- Aufgabenstellung
Extrahieren Sie wortgetreu die Zeilen von der Zeile mit „category-label: CATEGORY (517, 362, 639, 385)“ bis zur Zeile mit „rating-stars: ★★★★★ (68, 474, 208, 506)“, beide eingeschlossen.

- Gezeigtes Material
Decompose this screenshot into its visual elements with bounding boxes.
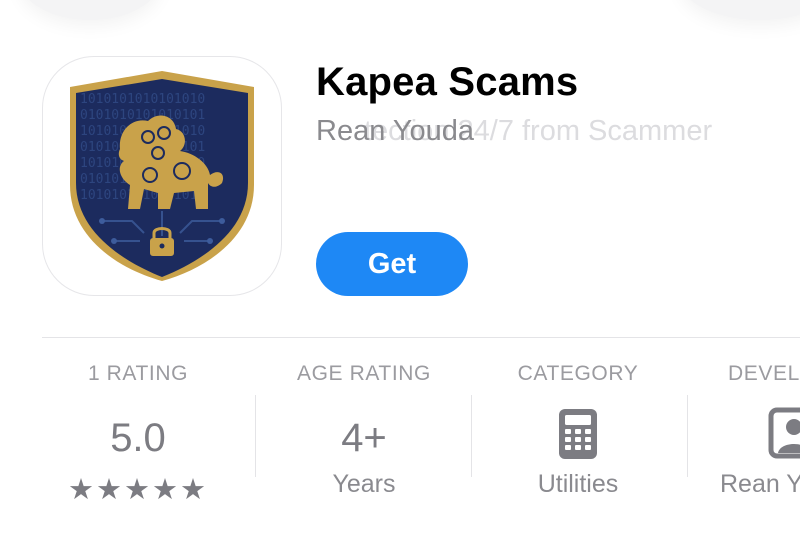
category-label: CATEGORY (517, 362, 639, 385)
age-rating-label: AGE RATING (297, 362, 431, 385)
info-developer[interactable]: DEVEL Rean Y (700, 362, 800, 499)
category-value: Utilities (537, 470, 619, 498)
column-divider (687, 395, 688, 477)
developer-link[interactable]: Rean Youda (316, 115, 474, 148)
rating-stars: ★★★★★ (68, 474, 208, 506)
info-age-rating[interactable]: AGE RATING 4+ Years (264, 362, 464, 499)
calculator-icon (559, 409, 597, 459)
subtitle-row: tection 24/7 from Scammer Rean Youda (316, 115, 786, 155)
rating-count-label: 1 RATING (87, 362, 189, 385)
top-left-shelf-shadow (20, 0, 160, 20)
get-button[interactable]: Get (316, 232, 468, 296)
age-rating-unit: Years (332, 470, 396, 498)
column-divider (471, 395, 472, 477)
column-divider (255, 395, 256, 477)
top-right-shelf-shadow (680, 0, 800, 20)
developer-label: DEVEL (728, 362, 800, 385)
age-rating-value: 4+ (341, 416, 387, 460)
lion-shield-logo: 1010101010101010 0101010101010101 101010… (70, 71, 254, 281)
svg-text:1010101010101010: 1010101010101010 (80, 92, 205, 107)
app-icon: 1010101010101010 0101010101010101 101010… (42, 56, 282, 296)
developer-value: Rean Y (720, 470, 800, 498)
rating-value: 5.0 (110, 416, 166, 460)
info-rating[interactable]: 1 RATING 5.0 ★★★★★ (38, 362, 238, 507)
divider (42, 337, 800, 338)
app-title: Kapea Scams (316, 60, 579, 104)
info-category[interactable]: CATEGORY Utilities (478, 362, 678, 499)
person-icon (768, 407, 800, 459)
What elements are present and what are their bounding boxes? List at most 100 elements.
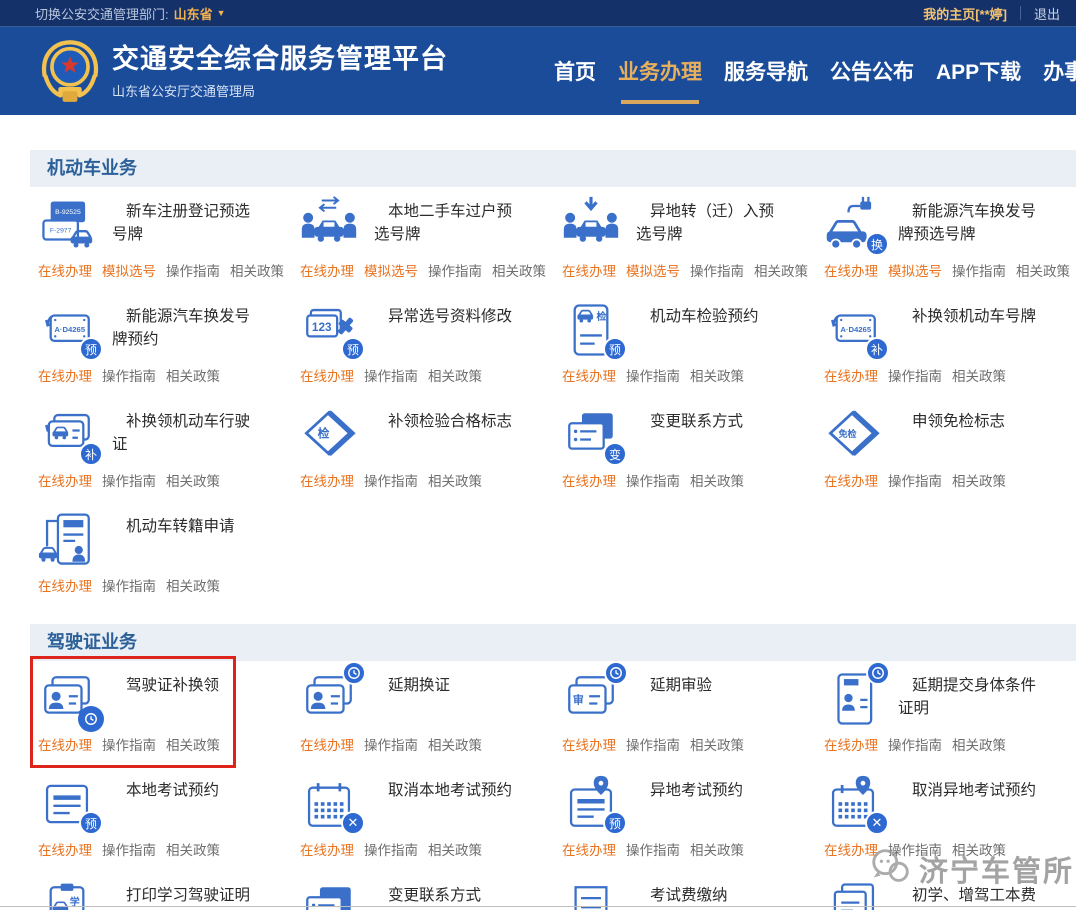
link-related-policy[interactable]: 相关政策: [166, 839, 220, 859]
service-item[interactable]: 本地二手车过户预选号牌 在线办理模拟选号操作指南相关政策: [300, 196, 562, 301]
nav-announcements[interactable]: 公告公布: [830, 56, 914, 86]
service-item[interactable]: 预 异地考试预约 在线办理操作指南相关政策: [562, 775, 824, 880]
link-operation-guide[interactable]: 操作指南: [102, 365, 156, 385]
link-operation-guide[interactable]: 操作指南: [428, 260, 482, 280]
service-item[interactable]: A·D4265预 新能源汽车换发号牌预约 在线办理操作指南相关政策: [38, 301, 300, 406]
link-operation-guide[interactable]: 操作指南: [364, 839, 418, 859]
service-item[interactable]: 预 本地考试预约 在线办理操作指南相关政策: [38, 775, 300, 880]
link-online-handle[interactable]: 在线办理: [562, 365, 616, 385]
chevron-down-icon[interactable]: ▼: [217, 8, 226, 18]
link-related-policy[interactable]: 相关政策: [166, 365, 220, 385]
link-online-handle[interactable]: 在线办理: [824, 839, 878, 859]
link-online-handle[interactable]: 在线办理: [562, 470, 616, 490]
service-item[interactable]: A·D4265补 补换领机动车号牌 在线办理操作指南相关政策: [824, 301, 1076, 406]
service-item[interactable]: ✕ 取消异地考试预约 在线办理操作指南相关政策: [824, 775, 1076, 880]
link-online-handle[interactable]: 在线办理: [824, 470, 878, 490]
link-related-policy[interactable]: 相关政策: [690, 839, 744, 859]
service-item[interactable]: 驾驶证补换领 在线办理操作指南相关政策: [38, 670, 300, 775]
link-operation-guide[interactable]: 操作指南: [102, 470, 156, 490]
service-item[interactable]: 机动车转籍申请 在线办理操作指南相关政策: [38, 511, 300, 616]
link-related-policy[interactable]: 相关政策: [492, 260, 546, 280]
link-online-handle[interactable]: 在线办理: [824, 260, 878, 280]
link-related-policy[interactable]: 相关政策: [754, 260, 808, 280]
service-item[interactable]: 延期提交身体条件证明 在线办理操作指南相关政策: [824, 670, 1076, 775]
link-operation-guide[interactable]: 操作指南: [690, 260, 744, 280]
link-operation-guide[interactable]: 操作指南: [102, 575, 156, 595]
link-operation-guide[interactable]: 操作指南: [102, 839, 156, 859]
nav-business[interactable]: 业务办理: [618, 56, 702, 86]
link-operation-guide[interactable]: 操作指南: [888, 470, 942, 490]
service-item[interactable]: 免检 申领免检标志 在线办理操作指南相关政策: [824, 406, 1076, 511]
link-related-policy[interactable]: 相关政策: [690, 365, 744, 385]
link-operation-guide[interactable]: 操作指南: [364, 734, 418, 754]
link-operation-guide[interactable]: 操作指南: [626, 470, 680, 490]
service-links: 在线办理操作指南相关政策: [300, 839, 562, 859]
service-item[interactable]: 123预 异常选号资料修改 在线办理操作指南相关政策: [300, 301, 562, 406]
service-item[interactable]: 延期换证 在线办理操作指南相关政策: [300, 670, 562, 775]
service-item[interactable]: 变 变更联系方式 在线办理操作指南相关政策: [562, 406, 824, 511]
nav-app-download[interactable]: APP下载: [936, 56, 1021, 86]
service-links: 在线办理模拟选号操作指南相关政策: [38, 260, 300, 280]
link-online-handle[interactable]: 在线办理: [300, 839, 354, 859]
link-operation-guide[interactable]: 操作指南: [626, 734, 680, 754]
logout-link[interactable]: 退出: [1034, 4, 1060, 23]
link-online-handle[interactable]: 在线办理: [300, 734, 354, 754]
link-online-handle[interactable]: 在线办理: [300, 260, 354, 280]
link-online-handle[interactable]: 在线办理: [38, 839, 92, 859]
link-related-policy[interactable]: 相关政策: [952, 734, 1006, 754]
link-operation-guide[interactable]: 操作指南: [364, 470, 418, 490]
service-item[interactable]: B-92525F-2977 新车注册登记预选号牌 在线办理模拟选号操作指南相关政…: [38, 196, 300, 301]
link-related-policy[interactable]: 相关政策: [166, 734, 220, 754]
link-operation-guide[interactable]: 操作指南: [888, 365, 942, 385]
link-related-policy[interactable]: 相关政策: [166, 575, 220, 595]
link-online-handle[interactable]: 在线办理: [300, 365, 354, 385]
link-online-handle[interactable]: 在线办理: [38, 575, 92, 595]
link-related-policy[interactable]: 相关政策: [428, 734, 482, 754]
link-operation-guide[interactable]: 操作指南: [166, 260, 220, 280]
link-operation-guide[interactable]: 操作指南: [626, 839, 680, 859]
region-selector[interactable]: 山东省: [174, 4, 213, 23]
service-item[interactable]: 检 补领检验合格标志 在线办理操作指南相关政策: [300, 406, 562, 511]
link-simulate-selection[interactable]: 模拟选号: [626, 260, 680, 280]
service-item[interactable]: 异地转（迁）入预选号牌 在线办理模拟选号操作指南相关政策: [562, 196, 824, 301]
link-online-handle[interactable]: 在线办理: [824, 365, 878, 385]
link-related-policy[interactable]: 相关政策: [230, 260, 284, 280]
link-related-policy[interactable]: 相关政策: [952, 470, 1006, 490]
service-item[interactable]: ✕ 取消本地考试预约 在线办理操作指南相关政策: [300, 775, 562, 880]
link-related-policy[interactable]: 相关政策: [952, 365, 1006, 385]
link-operation-guide[interactable]: 操作指南: [102, 734, 156, 754]
service-item[interactable]: 检预 机动车检验预约 在线办理操作指南相关政策: [562, 301, 824, 406]
link-online-handle[interactable]: 在线办理: [300, 470, 354, 490]
link-simulate-selection[interactable]: 模拟选号: [888, 260, 942, 280]
link-online-handle[interactable]: 在线办理: [824, 734, 878, 754]
link-operation-guide[interactable]: 操作指南: [952, 260, 1006, 280]
link-related-policy[interactable]: 相关政策: [166, 470, 220, 490]
nav-guide[interactable]: 办事指南: [1043, 56, 1076, 86]
nav-service-nav[interactable]: 服务导航: [724, 56, 808, 86]
link-related-policy[interactable]: 相关政策: [428, 470, 482, 490]
link-related-policy[interactable]: 相关政策: [428, 839, 482, 859]
link-operation-guide[interactable]: 操作指南: [626, 365, 680, 385]
link-online-handle[interactable]: 在线办理: [562, 839, 616, 859]
link-operation-guide[interactable]: 操作指南: [364, 365, 418, 385]
link-online-handle[interactable]: 在线办理: [38, 734, 92, 754]
link-related-policy[interactable]: 相关政策: [1016, 260, 1070, 280]
my-home-link[interactable]: 我的主页[**婷]: [923, 4, 1007, 23]
link-simulate-selection[interactable]: 模拟选号: [102, 260, 156, 280]
link-operation-guide[interactable]: 操作指南: [888, 734, 942, 754]
link-related-policy[interactable]: 相关政策: [952, 839, 1006, 859]
link-online-handle[interactable]: 在线办理: [562, 734, 616, 754]
link-online-handle[interactable]: 在线办理: [38, 260, 92, 280]
link-related-policy[interactable]: 相关政策: [690, 734, 744, 754]
link-simulate-selection[interactable]: 模拟选号: [364, 260, 418, 280]
link-online-handle[interactable]: 在线办理: [38, 470, 92, 490]
service-item[interactable]: 换 新能源汽车换发号牌预选号牌 在线办理模拟选号操作指南相关政策: [824, 196, 1076, 301]
link-online-handle[interactable]: 在线办理: [562, 260, 616, 280]
link-related-policy[interactable]: 相关政策: [690, 470, 744, 490]
link-operation-guide[interactable]: 操作指南: [888, 839, 942, 859]
nav-home[interactable]: 首页: [554, 56, 596, 86]
link-related-policy[interactable]: 相关政策: [428, 365, 482, 385]
service-item[interactable]: 补 补换领机动车行驶证 在线办理操作指南相关政策: [38, 406, 300, 511]
link-online-handle[interactable]: 在线办理: [38, 365, 92, 385]
service-item[interactable]: 审 延期审验 在线办理操作指南相关政策: [562, 670, 824, 775]
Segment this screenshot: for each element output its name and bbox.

- Gelöste Aufgabe
category-label: CATEGORY (517, 362, 639, 385)
age-rating-label: AGE RATING (297, 362, 431, 385)
info-developer[interactable]: DEVEL Rean Y (700, 362, 800, 499)
category-value: Utilities (537, 470, 619, 498)
column-divider (687, 395, 688, 477)
developer-link[interactable]: Rean Youda (316, 115, 474, 148)
rating-stars: ★★★★★ (68, 474, 208, 506)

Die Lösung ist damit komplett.